Problem to work on:
Filter the listing and keep only the lines with the word "LOGOMARK".
[start of Data provided]
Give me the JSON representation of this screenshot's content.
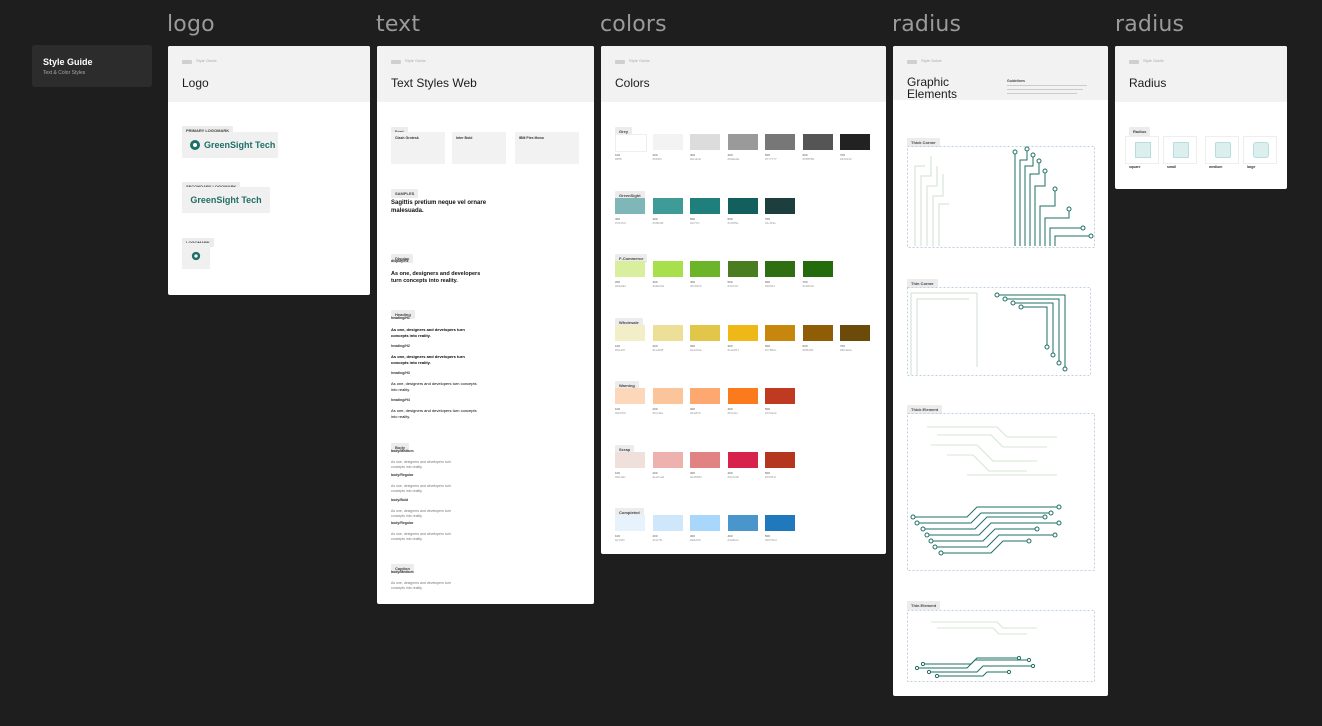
{
  "frame_labels": {
    "logo": "logo",
    "text": "text",
    "colors": "colors",
    "radius1": "radius",
    "radius2": "radius"
  },
  "style_guide": {
    "title": "Style Guide",
    "subtitle": "Text & Color Styles"
  },
  "crumb": "Style Guide",
  "logo": {
    "title": "Logo",
    "primary_label": "PRIMARY LOGOMARK",
    "secondary_label": "SECONDARY LOGOMARK",
    "logomark_label": "LOGOMARK",
    "brand_name": "GreenSight Tech",
    "brand_color": "#1f6f66"
  },
  "text_styles": {
    "title": "Text Styles Web",
    "font_chip": "Font",
    "cards": [
      "Clash Grotesk",
      "Inter Bold",
      "IBM Plex Mono"
    ],
    "sample_chip": "SAMPLES",
    "sample_heading": "Sagittis pretium neque vel ornare malesuada.",
    "display_chip": "Display",
    "display_name": "display/H1",
    "display_sample": "As one, designers and developers turn concepts into reality.",
    "heading_chip": "Heading",
    "heading_names": [
      "heading/H1",
      "heading/H2",
      "heading/H3",
      "heading/H4"
    ],
    "heading_sample": "As one, designers and developers turn concepts into reality.",
    "body_chip": "Body",
    "body_names": [
      "body/Medium",
      "body/Regular",
      "body/Bold",
      "body/Regular"
    ],
    "body_sample": "As one, designers and developers turn concepts into reality.",
    "caption_chip": "Caption",
    "caption_name": "body/Medium",
    "caption_sample": "As one, designers and developers turn concepts into reality."
  },
  "colors": {
    "title": "Colors",
    "groups": [
      {
        "name": "Grey",
        "swatches": [
          "#ffffff",
          "#f3f3f3",
          "#dcdcdc",
          "#9a9a9a",
          "#777777",
          "#555555",
          "#222222"
        ],
        "steps": [
          "100",
          "200",
          "300",
          "400",
          "500",
          "600",
          "700"
        ]
      },
      {
        "name": "GreenSight",
        "swatches": [
          "#7fb7b9",
          "#3f9b98",
          "#1f7f7c",
          "#125f5d",
          "#1c3f3e"
        ],
        "steps": [
          "300",
          "400",
          "500",
          "600",
          "700"
        ]
      },
      {
        "name": "F-Commerce",
        "swatches": [
          "#d9ef9d",
          "#a8e04d",
          "#6cb52b",
          "#4a7d1f",
          "#2f6f12",
          "#246b0c"
        ],
        "steps": [
          "200",
          "300",
          "400",
          "500",
          "600",
          "700"
        ]
      },
      {
        "name": "Wholesale",
        "swatches": [
          "#f2efc8",
          "#eedf98",
          "#e2c64a",
          "#eeb817",
          "#c7860c",
          "#8f5d06",
          "#6b4a0a"
        ],
        "steps": [
          "100",
          "200",
          "300",
          "400",
          "500",
          "600",
          "700"
        ]
      },
      {
        "name": "Warning",
        "swatches": [
          "#fdd7b9",
          "#fcc49a",
          "#fca870",
          "#fa7a1c",
          "#c03a22"
        ],
        "steps": [
          "100",
          "200",
          "300",
          "400",
          "500"
        ]
      },
      {
        "name": "Scrap",
        "swatches": [
          "#f0e0dc",
          "#eeb1ad",
          "#e28383",
          "#d7224b",
          "#b5361f"
        ],
        "steps": [
          "100",
          "200",
          "300",
          "400",
          "500"
        ]
      },
      {
        "name": "Completed",
        "swatches": [
          "#e7f2fc",
          "#cfe7fb",
          "#a8d7fb",
          "#4a96cc",
          "#2079bd"
        ],
        "steps": [
          "100",
          "200",
          "300",
          "400",
          "500"
        ]
      }
    ]
  },
  "graphics": {
    "title": "Graphic Elements",
    "notes_title": "Guidelines",
    "sections": [
      "Thick Corner",
      "Thin Corner",
      "Thick Element",
      "Thin Element"
    ]
  },
  "radius": {
    "title": "Radius",
    "chip": "Radius",
    "items": [
      "square",
      "small",
      "medium",
      "large"
    ]
  }
}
[end of Data provided]
Result of this task:
    "primary_label": "PRIMARY LOGOMARK",
    "secondary_label": "SECONDARY LOGOMARK",
    "logomark_label": "LOGOMARK",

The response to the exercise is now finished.